> **Required task**: From the listing below, extract every line in which the word "candlestick" appears.

> **Entries**:
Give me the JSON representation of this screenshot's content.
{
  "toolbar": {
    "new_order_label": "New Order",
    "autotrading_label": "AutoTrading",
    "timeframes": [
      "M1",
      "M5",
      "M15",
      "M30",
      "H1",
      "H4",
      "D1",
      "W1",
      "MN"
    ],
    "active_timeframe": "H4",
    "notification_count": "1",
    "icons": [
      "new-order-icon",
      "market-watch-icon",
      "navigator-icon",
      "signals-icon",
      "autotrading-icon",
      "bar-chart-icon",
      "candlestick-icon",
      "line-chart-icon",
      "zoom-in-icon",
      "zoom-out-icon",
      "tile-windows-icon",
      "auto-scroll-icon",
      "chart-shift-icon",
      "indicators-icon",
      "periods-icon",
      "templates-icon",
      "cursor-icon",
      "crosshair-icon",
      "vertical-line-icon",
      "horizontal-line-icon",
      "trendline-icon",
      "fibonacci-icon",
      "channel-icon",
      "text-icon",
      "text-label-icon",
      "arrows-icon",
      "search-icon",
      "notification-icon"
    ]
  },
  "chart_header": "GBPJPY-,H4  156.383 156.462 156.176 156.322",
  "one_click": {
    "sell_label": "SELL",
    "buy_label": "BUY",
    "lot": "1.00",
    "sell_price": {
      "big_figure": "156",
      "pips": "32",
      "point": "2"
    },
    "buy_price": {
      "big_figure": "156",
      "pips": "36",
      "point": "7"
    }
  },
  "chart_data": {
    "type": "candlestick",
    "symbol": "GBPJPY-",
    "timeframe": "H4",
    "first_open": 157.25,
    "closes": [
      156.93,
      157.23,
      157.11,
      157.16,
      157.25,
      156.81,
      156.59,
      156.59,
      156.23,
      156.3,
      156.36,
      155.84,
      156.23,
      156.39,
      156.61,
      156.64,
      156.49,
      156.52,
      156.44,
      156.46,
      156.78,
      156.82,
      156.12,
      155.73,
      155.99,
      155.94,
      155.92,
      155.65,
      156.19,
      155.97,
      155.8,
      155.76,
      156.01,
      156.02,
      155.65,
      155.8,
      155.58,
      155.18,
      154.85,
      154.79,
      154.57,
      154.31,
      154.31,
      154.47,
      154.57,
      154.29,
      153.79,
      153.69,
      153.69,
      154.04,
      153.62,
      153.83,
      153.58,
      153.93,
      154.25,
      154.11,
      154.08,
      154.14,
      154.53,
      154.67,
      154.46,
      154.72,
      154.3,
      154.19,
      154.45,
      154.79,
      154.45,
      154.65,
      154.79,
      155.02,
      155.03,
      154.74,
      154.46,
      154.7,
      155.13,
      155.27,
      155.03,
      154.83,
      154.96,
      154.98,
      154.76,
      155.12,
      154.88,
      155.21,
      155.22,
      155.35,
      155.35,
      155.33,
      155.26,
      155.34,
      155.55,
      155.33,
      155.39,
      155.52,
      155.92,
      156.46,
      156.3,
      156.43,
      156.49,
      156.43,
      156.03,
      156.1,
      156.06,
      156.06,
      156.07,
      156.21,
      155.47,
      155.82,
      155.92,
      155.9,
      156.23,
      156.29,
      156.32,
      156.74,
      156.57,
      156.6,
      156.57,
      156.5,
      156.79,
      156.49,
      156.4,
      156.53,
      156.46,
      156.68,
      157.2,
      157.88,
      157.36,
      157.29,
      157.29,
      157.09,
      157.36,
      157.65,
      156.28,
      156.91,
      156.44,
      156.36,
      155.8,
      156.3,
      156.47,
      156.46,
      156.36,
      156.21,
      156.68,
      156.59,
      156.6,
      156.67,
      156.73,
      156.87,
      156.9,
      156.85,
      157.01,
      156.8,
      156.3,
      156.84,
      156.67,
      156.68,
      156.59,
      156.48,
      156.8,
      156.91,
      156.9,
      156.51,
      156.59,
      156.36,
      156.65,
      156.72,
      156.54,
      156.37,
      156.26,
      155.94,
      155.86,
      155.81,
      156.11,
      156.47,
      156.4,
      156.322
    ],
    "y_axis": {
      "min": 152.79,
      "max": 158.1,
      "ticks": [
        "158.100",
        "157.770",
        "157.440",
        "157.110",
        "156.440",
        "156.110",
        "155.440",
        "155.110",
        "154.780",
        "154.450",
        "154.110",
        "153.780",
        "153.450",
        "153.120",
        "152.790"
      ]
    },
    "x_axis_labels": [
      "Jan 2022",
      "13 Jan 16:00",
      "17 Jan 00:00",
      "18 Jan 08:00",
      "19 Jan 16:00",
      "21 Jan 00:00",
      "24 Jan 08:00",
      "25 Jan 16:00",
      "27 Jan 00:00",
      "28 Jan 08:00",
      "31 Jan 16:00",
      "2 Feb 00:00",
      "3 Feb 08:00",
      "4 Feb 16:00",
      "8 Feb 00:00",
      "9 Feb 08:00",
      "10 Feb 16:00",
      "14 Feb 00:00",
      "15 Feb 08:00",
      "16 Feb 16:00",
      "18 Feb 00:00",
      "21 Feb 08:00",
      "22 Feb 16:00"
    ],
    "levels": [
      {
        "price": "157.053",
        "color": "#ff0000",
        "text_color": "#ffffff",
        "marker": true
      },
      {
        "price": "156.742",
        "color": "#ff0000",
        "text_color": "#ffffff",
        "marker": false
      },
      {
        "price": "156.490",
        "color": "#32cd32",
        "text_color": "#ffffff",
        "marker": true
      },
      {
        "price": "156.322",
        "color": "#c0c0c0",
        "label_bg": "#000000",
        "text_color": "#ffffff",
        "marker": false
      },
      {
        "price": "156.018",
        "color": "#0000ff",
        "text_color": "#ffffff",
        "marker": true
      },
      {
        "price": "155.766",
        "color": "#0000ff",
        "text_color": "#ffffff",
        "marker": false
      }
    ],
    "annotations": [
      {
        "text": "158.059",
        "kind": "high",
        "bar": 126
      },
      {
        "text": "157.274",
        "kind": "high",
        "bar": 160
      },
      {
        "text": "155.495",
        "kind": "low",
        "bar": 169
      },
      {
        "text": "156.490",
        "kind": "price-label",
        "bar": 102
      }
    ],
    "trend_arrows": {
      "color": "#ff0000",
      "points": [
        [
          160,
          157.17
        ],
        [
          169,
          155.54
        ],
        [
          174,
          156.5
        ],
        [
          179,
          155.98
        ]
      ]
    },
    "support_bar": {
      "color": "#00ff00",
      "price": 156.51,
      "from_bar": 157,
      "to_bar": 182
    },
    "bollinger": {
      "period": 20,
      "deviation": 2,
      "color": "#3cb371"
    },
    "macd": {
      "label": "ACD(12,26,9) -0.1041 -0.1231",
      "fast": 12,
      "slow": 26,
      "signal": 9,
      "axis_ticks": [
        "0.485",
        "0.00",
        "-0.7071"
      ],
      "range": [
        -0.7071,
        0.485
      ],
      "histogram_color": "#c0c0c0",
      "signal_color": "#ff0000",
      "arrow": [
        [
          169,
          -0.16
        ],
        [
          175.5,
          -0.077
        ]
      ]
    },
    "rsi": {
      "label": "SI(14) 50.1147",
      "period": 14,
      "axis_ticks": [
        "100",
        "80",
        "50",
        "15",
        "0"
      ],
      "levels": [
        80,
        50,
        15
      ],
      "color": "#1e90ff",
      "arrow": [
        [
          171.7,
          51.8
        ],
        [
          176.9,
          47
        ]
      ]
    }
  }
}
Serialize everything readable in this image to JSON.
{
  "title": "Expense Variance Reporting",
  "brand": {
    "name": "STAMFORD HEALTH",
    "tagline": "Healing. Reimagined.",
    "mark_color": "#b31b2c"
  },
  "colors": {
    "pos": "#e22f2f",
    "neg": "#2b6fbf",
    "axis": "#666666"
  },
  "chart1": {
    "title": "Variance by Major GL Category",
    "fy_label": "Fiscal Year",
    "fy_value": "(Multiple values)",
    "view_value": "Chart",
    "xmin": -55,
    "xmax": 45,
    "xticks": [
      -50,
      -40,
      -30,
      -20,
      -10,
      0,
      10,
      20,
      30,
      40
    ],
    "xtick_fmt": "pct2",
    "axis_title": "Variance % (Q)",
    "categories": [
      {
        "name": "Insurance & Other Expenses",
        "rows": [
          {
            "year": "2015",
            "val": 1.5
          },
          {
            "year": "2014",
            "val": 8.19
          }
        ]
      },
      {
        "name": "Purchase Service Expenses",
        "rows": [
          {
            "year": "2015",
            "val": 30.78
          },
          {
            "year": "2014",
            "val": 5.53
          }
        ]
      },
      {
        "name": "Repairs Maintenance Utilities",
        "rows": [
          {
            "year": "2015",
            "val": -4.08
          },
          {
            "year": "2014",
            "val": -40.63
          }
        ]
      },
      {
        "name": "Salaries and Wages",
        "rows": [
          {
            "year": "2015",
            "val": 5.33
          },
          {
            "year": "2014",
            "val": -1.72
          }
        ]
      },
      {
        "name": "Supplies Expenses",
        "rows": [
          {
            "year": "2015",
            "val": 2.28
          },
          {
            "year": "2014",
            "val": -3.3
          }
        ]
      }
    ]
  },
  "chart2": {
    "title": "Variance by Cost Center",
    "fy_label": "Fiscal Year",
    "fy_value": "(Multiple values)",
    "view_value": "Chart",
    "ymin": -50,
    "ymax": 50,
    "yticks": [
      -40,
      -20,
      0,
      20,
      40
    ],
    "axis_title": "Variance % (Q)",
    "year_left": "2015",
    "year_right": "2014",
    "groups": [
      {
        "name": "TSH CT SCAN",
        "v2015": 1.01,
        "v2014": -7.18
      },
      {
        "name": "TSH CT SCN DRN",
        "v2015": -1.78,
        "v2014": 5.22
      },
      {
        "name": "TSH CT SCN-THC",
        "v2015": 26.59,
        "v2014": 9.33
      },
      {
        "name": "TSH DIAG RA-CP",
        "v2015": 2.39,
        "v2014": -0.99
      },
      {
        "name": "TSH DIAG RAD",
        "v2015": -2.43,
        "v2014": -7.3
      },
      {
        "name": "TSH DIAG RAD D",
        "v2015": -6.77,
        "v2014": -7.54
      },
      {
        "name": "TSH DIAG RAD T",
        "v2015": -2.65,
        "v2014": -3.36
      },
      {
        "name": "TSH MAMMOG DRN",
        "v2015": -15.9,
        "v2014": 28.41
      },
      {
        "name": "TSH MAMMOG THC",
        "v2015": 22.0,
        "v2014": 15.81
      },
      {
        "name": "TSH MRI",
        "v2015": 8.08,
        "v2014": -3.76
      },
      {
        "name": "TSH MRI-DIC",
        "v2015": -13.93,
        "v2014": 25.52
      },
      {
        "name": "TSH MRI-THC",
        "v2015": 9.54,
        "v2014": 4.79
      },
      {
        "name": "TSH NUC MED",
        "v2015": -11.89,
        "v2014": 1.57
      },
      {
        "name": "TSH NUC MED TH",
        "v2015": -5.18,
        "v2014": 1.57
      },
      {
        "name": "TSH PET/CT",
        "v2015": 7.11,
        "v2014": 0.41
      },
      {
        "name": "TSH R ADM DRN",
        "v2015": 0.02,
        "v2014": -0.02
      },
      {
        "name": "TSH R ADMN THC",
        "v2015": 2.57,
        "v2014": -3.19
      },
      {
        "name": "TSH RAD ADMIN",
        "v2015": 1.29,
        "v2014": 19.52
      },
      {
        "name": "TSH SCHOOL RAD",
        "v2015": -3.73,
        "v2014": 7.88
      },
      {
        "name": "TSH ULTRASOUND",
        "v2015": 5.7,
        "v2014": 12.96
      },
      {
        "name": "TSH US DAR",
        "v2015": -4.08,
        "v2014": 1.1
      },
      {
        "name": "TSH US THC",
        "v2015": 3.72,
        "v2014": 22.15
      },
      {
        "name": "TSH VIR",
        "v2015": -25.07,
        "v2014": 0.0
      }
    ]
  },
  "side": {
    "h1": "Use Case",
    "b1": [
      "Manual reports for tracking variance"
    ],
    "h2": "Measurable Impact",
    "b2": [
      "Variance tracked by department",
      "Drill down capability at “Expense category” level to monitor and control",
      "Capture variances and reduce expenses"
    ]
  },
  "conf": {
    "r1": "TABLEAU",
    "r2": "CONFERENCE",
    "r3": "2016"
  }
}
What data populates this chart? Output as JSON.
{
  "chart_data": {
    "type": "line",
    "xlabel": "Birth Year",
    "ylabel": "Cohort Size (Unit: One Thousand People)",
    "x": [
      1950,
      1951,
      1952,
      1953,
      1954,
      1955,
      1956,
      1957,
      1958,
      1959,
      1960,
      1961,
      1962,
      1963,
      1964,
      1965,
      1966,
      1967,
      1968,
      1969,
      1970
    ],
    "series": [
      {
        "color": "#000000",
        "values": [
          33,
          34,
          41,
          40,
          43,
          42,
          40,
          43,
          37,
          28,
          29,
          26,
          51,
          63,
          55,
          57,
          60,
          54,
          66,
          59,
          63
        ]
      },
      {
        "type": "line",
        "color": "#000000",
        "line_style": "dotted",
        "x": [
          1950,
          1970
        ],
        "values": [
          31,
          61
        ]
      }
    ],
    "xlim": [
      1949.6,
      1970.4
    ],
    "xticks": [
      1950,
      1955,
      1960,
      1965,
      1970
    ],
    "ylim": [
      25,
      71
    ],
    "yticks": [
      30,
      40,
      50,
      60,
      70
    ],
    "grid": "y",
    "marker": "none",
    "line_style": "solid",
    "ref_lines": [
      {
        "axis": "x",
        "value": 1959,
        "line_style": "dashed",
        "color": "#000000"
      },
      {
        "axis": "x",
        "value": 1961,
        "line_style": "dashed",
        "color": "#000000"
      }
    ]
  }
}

> **Problem solution**:
      "candlestick-icon",
    "type": "candlestick",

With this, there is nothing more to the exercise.